#### EXERCISE OBJECTIVE
Find the lines holding "this" and copy them.

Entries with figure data

--------------------------------------------------

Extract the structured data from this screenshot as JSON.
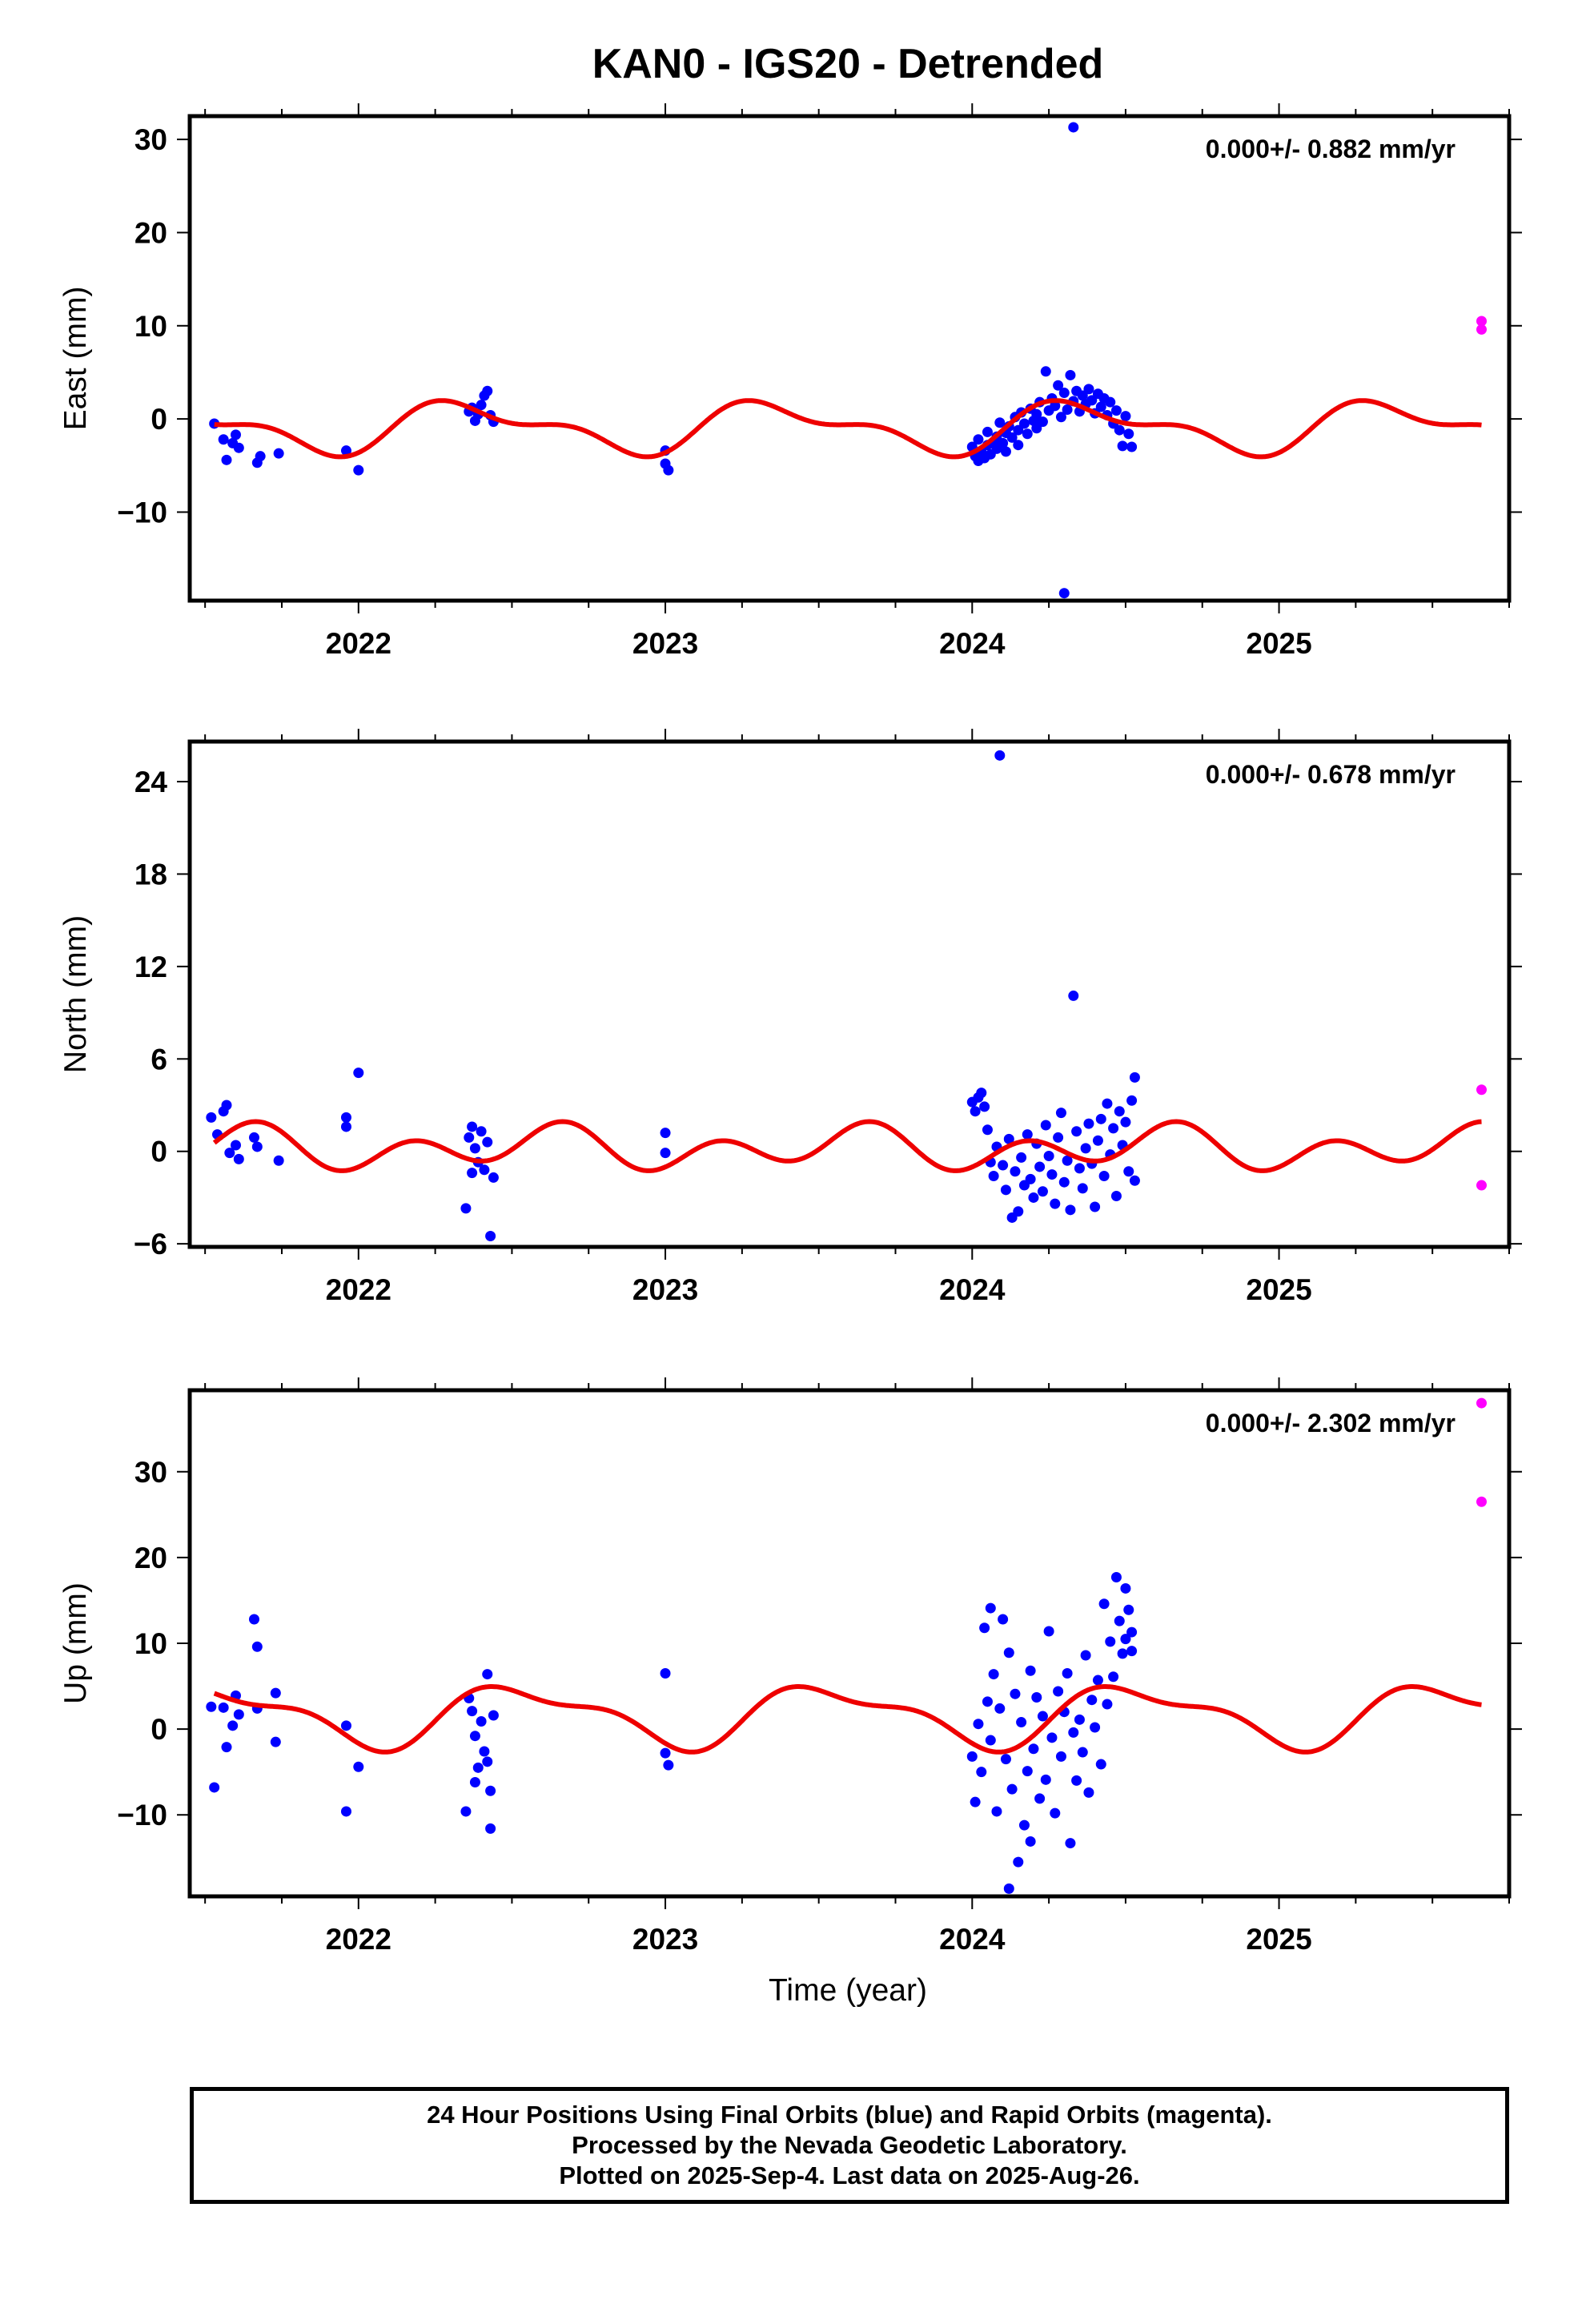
{
  "title": "KAN0 - IGS20 - Detrended",
  "xlabel": "Time (year)",
  "footer": [
    "24 Hour Positions Using Final Orbits (blue) and Rapid Orbits (magenta).",
    "Processed by the Nevada Geodetic Laboratory.",
    "Plotted on 2025-Sep-4. Last data on 2025-Aug-26."
  ],
  "colors": {
    "final": "#0000ff",
    "rapid": "#ff00ff",
    "model": "#ee0000",
    "axis": "#000000"
  },
  "chart_data": [
    {
      "type": "scatter",
      "ylabel": "East (mm)",
      "rate": "0.000+/- 0.882 mm/yr",
      "xlim": [
        2021.45,
        2025.75
      ],
      "ylim": [
        -19.5,
        32.5
      ],
      "xticks": [
        2022,
        2023,
        2024,
        2025
      ],
      "yticks": [
        -10,
        0,
        10,
        20,
        30
      ],
      "model": {
        "mean": -0.9,
        "a1": 2.3,
        "p1": 0.12,
        "a2": 1.2,
        "p2": 0.6
      },
      "final": [
        [
          2021.53,
          -0.5
        ],
        [
          2021.56,
          -2.2
        ],
        [
          2021.57,
          -4.4
        ],
        [
          2021.59,
          -2.6
        ],
        [
          2021.6,
          -1.7
        ],
        [
          2021.61,
          -3.1
        ],
        [
          2021.67,
          -4.7
        ],
        [
          2021.68,
          -4.0
        ],
        [
          2021.74,
          -3.7
        ],
        [
          2021.96,
          -3.4
        ],
        [
          2022.0,
          -5.5
        ],
        [
          2022.36,
          0.8
        ],
        [
          2022.37,
          1.2
        ],
        [
          2022.38,
          -0.2
        ],
        [
          2022.39,
          0.5
        ],
        [
          2022.4,
          1.5
        ],
        [
          2022.41,
          2.5
        ],
        [
          2022.42,
          3.0
        ],
        [
          2022.43,
          0.4
        ],
        [
          2022.44,
          -0.3
        ],
        [
          2023.0,
          -3.4
        ],
        [
          2023.0,
          -4.8
        ],
        [
          2023.01,
          -5.5
        ],
        [
          2024.0,
          -3.0
        ],
        [
          2024.01,
          -4.0
        ],
        [
          2024.02,
          -2.2
        ],
        [
          2024.02,
          -4.5
        ],
        [
          2024.03,
          -3.5
        ],
        [
          2024.04,
          -4.2
        ],
        [
          2024.05,
          -2.8
        ],
        [
          2024.05,
          -1.4
        ],
        [
          2024.06,
          -3.8
        ],
        [
          2024.07,
          -2.5
        ],
        [
          2024.08,
          -1.9
        ],
        [
          2024.08,
          -3.2
        ],
        [
          2024.09,
          -0.4
        ],
        [
          2024.1,
          -2.6
        ],
        [
          2024.11,
          -1.5
        ],
        [
          2024.11,
          -3.5
        ],
        [
          2024.12,
          -0.8
        ],
        [
          2024.13,
          -2.0
        ],
        [
          2024.14,
          0.2
        ],
        [
          2024.15,
          -1.2
        ],
        [
          2024.15,
          -2.8
        ],
        [
          2024.16,
          0.7
        ],
        [
          2024.17,
          -0.5
        ],
        [
          2024.18,
          -1.6
        ],
        [
          2024.19,
          1.1
        ],
        [
          2024.2,
          -0.2
        ],
        [
          2024.21,
          -1.0
        ],
        [
          2024.21,
          0.5
        ],
        [
          2024.22,
          1.8
        ],
        [
          2024.23,
          -0.3
        ],
        [
          2024.24,
          5.1
        ],
        [
          2024.25,
          0.9
        ],
        [
          2024.26,
          2.2
        ],
        [
          2024.27,
          1.4
        ],
        [
          2024.28,
          3.6
        ],
        [
          2024.29,
          0.2
        ],
        [
          2024.3,
          2.8
        ],
        [
          2024.31,
          1.0
        ],
        [
          2024.32,
          4.7
        ],
        [
          2024.33,
          1.9
        ],
        [
          2024.34,
          3.0
        ],
        [
          2024.35,
          0.8
        ],
        [
          2024.36,
          2.5
        ],
        [
          2024.37,
          1.6
        ],
        [
          2024.38,
          3.2
        ],
        [
          2024.39,
          2.0
        ],
        [
          2024.4,
          0.6
        ],
        [
          2024.41,
          2.7
        ],
        [
          2024.42,
          1.3
        ],
        [
          2024.43,
          2.2
        ],
        [
          2024.44,
          0.4
        ],
        [
          2024.45,
          1.8
        ],
        [
          2024.46,
          -0.5
        ],
        [
          2024.47,
          0.9
        ],
        [
          2024.48,
          -1.2
        ],
        [
          2024.49,
          -2.9
        ],
        [
          2024.5,
          0.3
        ],
        [
          2024.51,
          -1.6
        ],
        [
          2024.52,
          -3.0
        ],
        [
          2024.33,
          31.3
        ],
        [
          2024.3,
          -18.7
        ]
      ],
      "rapid": [
        [
          2025.66,
          10.5
        ],
        [
          2025.66,
          9.6
        ]
      ]
    },
    {
      "type": "scatter",
      "ylabel": "North (mm)",
      "rate": "0.000+/- 0.678 mm/yr",
      "xlim": [
        2021.45,
        2025.75
      ],
      "ylim": [
        -6.2,
        26.6
      ],
      "xticks": [
        2022,
        2023,
        2024,
        2025
      ],
      "yticks": [
        -6,
        0,
        6,
        12,
        18,
        24
      ],
      "model": {
        "mean": 0.2,
        "a1": 0.7,
        "p1": 0.35,
        "a2": 1.1,
        "p2": 0.05
      },
      "final": [
        [
          2021.52,
          2.2
        ],
        [
          2021.54,
          1.1
        ],
        [
          2021.56,
          2.6
        ],
        [
          2021.57,
          3.0
        ],
        [
          2021.58,
          -0.1
        ],
        [
          2021.6,
          0.4
        ],
        [
          2021.61,
          -0.5
        ],
        [
          2021.66,
          0.9
        ],
        [
          2021.67,
          0.3
        ],
        [
          2021.74,
          -0.6
        ],
        [
          2021.96,
          2.2
        ],
        [
          2021.96,
          1.6
        ],
        [
          2022.0,
          5.1
        ],
        [
          2022.35,
          -3.7
        ],
        [
          2022.36,
          0.9
        ],
        [
          2022.37,
          1.6
        ],
        [
          2022.37,
          -1.4
        ],
        [
          2022.38,
          0.2
        ],
        [
          2022.39,
          -0.7
        ],
        [
          2022.4,
          1.3
        ],
        [
          2022.41,
          -1.2
        ],
        [
          2022.42,
          0.6
        ],
        [
          2022.43,
          -5.5
        ],
        [
          2022.44,
          -1.7
        ],
        [
          2023.0,
          1.2
        ],
        [
          2023.0,
          -0.1
        ],
        [
          2024.0,
          3.2
        ],
        [
          2024.01,
          2.6
        ],
        [
          2024.02,
          3.5
        ],
        [
          2024.03,
          3.8
        ],
        [
          2024.04,
          2.9
        ],
        [
          2024.05,
          1.4
        ],
        [
          2024.06,
          -0.7
        ],
        [
          2024.07,
          -1.6
        ],
        [
          2024.08,
          0.3
        ],
        [
          2024.09,
          25.7
        ],
        [
          2024.1,
          -0.9
        ],
        [
          2024.11,
          -2.5
        ],
        [
          2024.12,
          0.8
        ],
        [
          2024.13,
          -4.3
        ],
        [
          2024.14,
          -1.3
        ],
        [
          2024.15,
          -3.9
        ],
        [
          2024.16,
          -0.4
        ],
        [
          2024.17,
          -2.2
        ],
        [
          2024.18,
          1.1
        ],
        [
          2024.19,
          -1.8
        ],
        [
          2024.2,
          -3.0
        ],
        [
          2024.21,
          0.5
        ],
        [
          2024.22,
          -1.0
        ],
        [
          2024.23,
          -2.6
        ],
        [
          2024.24,
          1.7
        ],
        [
          2024.25,
          -0.3
        ],
        [
          2024.26,
          -1.5
        ],
        [
          2024.27,
          -3.4
        ],
        [
          2024.28,
          0.9
        ],
        [
          2024.29,
          2.5
        ],
        [
          2024.3,
          -2.0
        ],
        [
          2024.31,
          -0.6
        ],
        [
          2024.32,
          -3.8
        ],
        [
          2024.33,
          10.1
        ],
        [
          2024.34,
          1.3
        ],
        [
          2024.35,
          -1.1
        ],
        [
          2024.36,
          -2.4
        ],
        [
          2024.37,
          0.2
        ],
        [
          2024.38,
          1.8
        ],
        [
          2024.39,
          -0.8
        ],
        [
          2024.4,
          -3.6
        ],
        [
          2024.41,
          0.7
        ],
        [
          2024.42,
          2.1
        ],
        [
          2024.43,
          -1.6
        ],
        [
          2024.44,
          3.1
        ],
        [
          2024.45,
          -0.2
        ],
        [
          2024.46,
          1.5
        ],
        [
          2024.47,
          -2.9
        ],
        [
          2024.48,
          2.6
        ],
        [
          2024.49,
          0.4
        ],
        [
          2024.5,
          1.9
        ],
        [
          2024.51,
          -1.3
        ],
        [
          2024.52,
          3.3
        ],
        [
          2024.53,
          4.8
        ],
        [
          2024.53,
          -1.9
        ]
      ],
      "rapid": [
        [
          2025.66,
          4.0
        ],
        [
          2025.66,
          -2.2
        ]
      ]
    },
    {
      "type": "scatter",
      "ylabel": "Up (mm)",
      "rate": "0.000+/- 2.302 mm/yr",
      "xlim": [
        2021.45,
        2025.75
      ],
      "ylim": [
        -19.5,
        39.5
      ],
      "xticks": [
        2022,
        2023,
        2024,
        2025
      ],
      "yticks": [
        -10,
        0,
        10,
        20,
        30
      ],
      "model": {
        "mean": 1.6,
        "a1": 3.2,
        "p1": 0.29,
        "a2": 1.3,
        "p2": 0.24
      },
      "final": [
        [
          2021.52,
          2.6
        ],
        [
          2021.53,
          -6.8
        ],
        [
          2021.56,
          2.5
        ],
        [
          2021.57,
          -2.1
        ],
        [
          2021.59,
          0.4
        ],
        [
          2021.6,
          3.9
        ],
        [
          2021.61,
          1.7
        ],
        [
          2021.66,
          12.8
        ],
        [
          2021.67,
          9.6
        ],
        [
          2021.67,
          2.4
        ],
        [
          2021.73,
          4.2
        ],
        [
          2021.73,
          -1.5
        ],
        [
          2021.96,
          0.4
        ],
        [
          2021.96,
          -9.6
        ],
        [
          2022.0,
          -4.4
        ],
        [
          2022.35,
          -9.6
        ],
        [
          2022.36,
          3.6
        ],
        [
          2022.37,
          2.1
        ],
        [
          2022.38,
          -0.8
        ],
        [
          2022.38,
          -6.2
        ],
        [
          2022.39,
          -4.5
        ],
        [
          2022.4,
          0.9
        ],
        [
          2022.41,
          -2.6
        ],
        [
          2022.42,
          6.4
        ],
        [
          2022.42,
          -3.8
        ],
        [
          2022.43,
          -7.2
        ],
        [
          2022.43,
          -11.6
        ],
        [
          2022.44,
          1.6
        ],
        [
          2023.0,
          6.5
        ],
        [
          2023.0,
          -2.8
        ],
        [
          2023.01,
          -4.2
        ],
        [
          2024.0,
          -3.2
        ],
        [
          2024.01,
          -8.5
        ],
        [
          2024.02,
          0.6
        ],
        [
          2024.03,
          -5.0
        ],
        [
          2024.04,
          11.8
        ],
        [
          2024.05,
          3.2
        ],
        [
          2024.06,
          14.1
        ],
        [
          2024.06,
          -1.3
        ],
        [
          2024.07,
          6.4
        ],
        [
          2024.08,
          -9.6
        ],
        [
          2024.09,
          2.4
        ],
        [
          2024.1,
          12.8
        ],
        [
          2024.11,
          -3.5
        ],
        [
          2024.12,
          8.9
        ],
        [
          2024.12,
          -18.6
        ],
        [
          2024.13,
          -7.0
        ],
        [
          2024.14,
          4.1
        ],
        [
          2024.15,
          -15.5
        ],
        [
          2024.16,
          0.8
        ],
        [
          2024.17,
          -11.2
        ],
        [
          2024.18,
          -4.9
        ],
        [
          2024.19,
          6.8
        ],
        [
          2024.19,
          -13.1
        ],
        [
          2024.2,
          -2.3
        ],
        [
          2024.21,
          3.7
        ],
        [
          2024.22,
          -8.1
        ],
        [
          2024.23,
          1.5
        ],
        [
          2024.24,
          -5.9
        ],
        [
          2024.25,
          11.4
        ],
        [
          2024.26,
          -1.0
        ],
        [
          2024.27,
          -9.8
        ],
        [
          2024.28,
          4.4
        ],
        [
          2024.29,
          -3.2
        ],
        [
          2024.3,
          2.0
        ],
        [
          2024.31,
          6.5
        ],
        [
          2024.32,
          -13.3
        ],
        [
          2024.33,
          -0.4
        ],
        [
          2024.34,
          -6.0
        ],
        [
          2024.35,
          1.1
        ],
        [
          2024.36,
          -2.7
        ],
        [
          2024.37,
          8.6
        ],
        [
          2024.38,
          -7.4
        ],
        [
          2024.39,
          3.4
        ],
        [
          2024.4,
          0.2
        ],
        [
          2024.41,
          5.7
        ],
        [
          2024.42,
          -4.1
        ],
        [
          2024.43,
          14.6
        ],
        [
          2024.44,
          2.9
        ],
        [
          2024.45,
          10.2
        ],
        [
          2024.46,
          6.1
        ],
        [
          2024.47,
          17.7
        ],
        [
          2024.48,
          12.6
        ],
        [
          2024.49,
          8.8
        ],
        [
          2024.5,
          16.4
        ],
        [
          2024.5,
          10.5
        ],
        [
          2024.51,
          13.9
        ],
        [
          2024.52,
          9.1
        ],
        [
          2024.52,
          11.3
        ]
      ],
      "rapid": [
        [
          2025.66,
          38.0
        ],
        [
          2025.66,
          26.5
        ]
      ]
    }
  ]
}
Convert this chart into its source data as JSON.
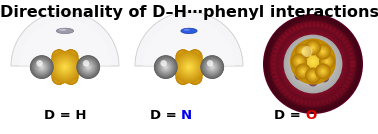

--------------------------------------------------

#### EXERCISE SOLUTION
Extract the structured data from this screenshot as JSON.
Convert this chart into its source data as JSON.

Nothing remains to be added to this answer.